(Figure content listings)

>> Begin

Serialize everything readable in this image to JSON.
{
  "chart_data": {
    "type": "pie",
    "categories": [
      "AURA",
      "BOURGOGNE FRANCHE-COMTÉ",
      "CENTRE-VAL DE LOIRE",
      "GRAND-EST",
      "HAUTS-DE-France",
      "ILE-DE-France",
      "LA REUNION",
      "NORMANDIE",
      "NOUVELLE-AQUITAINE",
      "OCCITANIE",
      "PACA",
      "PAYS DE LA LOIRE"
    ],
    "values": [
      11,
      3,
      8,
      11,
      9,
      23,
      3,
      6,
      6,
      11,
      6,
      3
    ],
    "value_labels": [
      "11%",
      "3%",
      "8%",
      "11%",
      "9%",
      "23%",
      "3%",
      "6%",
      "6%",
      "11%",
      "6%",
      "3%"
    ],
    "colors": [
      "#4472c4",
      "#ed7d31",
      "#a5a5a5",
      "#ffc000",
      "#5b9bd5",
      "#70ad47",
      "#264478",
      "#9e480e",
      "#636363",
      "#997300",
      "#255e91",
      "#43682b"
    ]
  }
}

>> End

GIVEN PROBLEM => Write out the records shown above, exactly as they appear.

SOLUTION TO THE PROBLEM =>
Serialize everything readable in this image to JSON.
{
  "chart_data": {
    "type": "pie",
    "categories": [
      "AURA",
      "BOURGOGNE FRANCHE-COMTÉ",
      "CENTRE-VAL DE LOIRE",
      "GRAND-EST",
      "HAUTS-DE-France",
      "ILE-DE-France",
      "LA REUNION",
      "NORMANDIE",
      "NOUVELLE-AQUITAINE",
      "OCCITANIE",
      "PACA",
      "PAYS DE LA LOIRE"
    ],
    "values": [
      11,
      3,
      8,
      11,
      9,
      23,
      3,
      6,
      6,
      11,
      6,
      3
    ],
    "value_labels": [
      "11%",
      "3%",
      "8%",
      "11%",
      "9%",
      "23%",
      "3%",
      "6%",
      "6%",
      "11%",
      "6%",
      "3%"
    ],
    "colors": [
      "#4472c4",
      "#ed7d31",
      "#a5a5a5",
      "#ffc000",
      "#5b9bd5",
      "#70ad47",
      "#264478",
      "#9e480e",
      "#636363",
      "#997300",
      "#255e91",
      "#43682b"
    ]
  }
}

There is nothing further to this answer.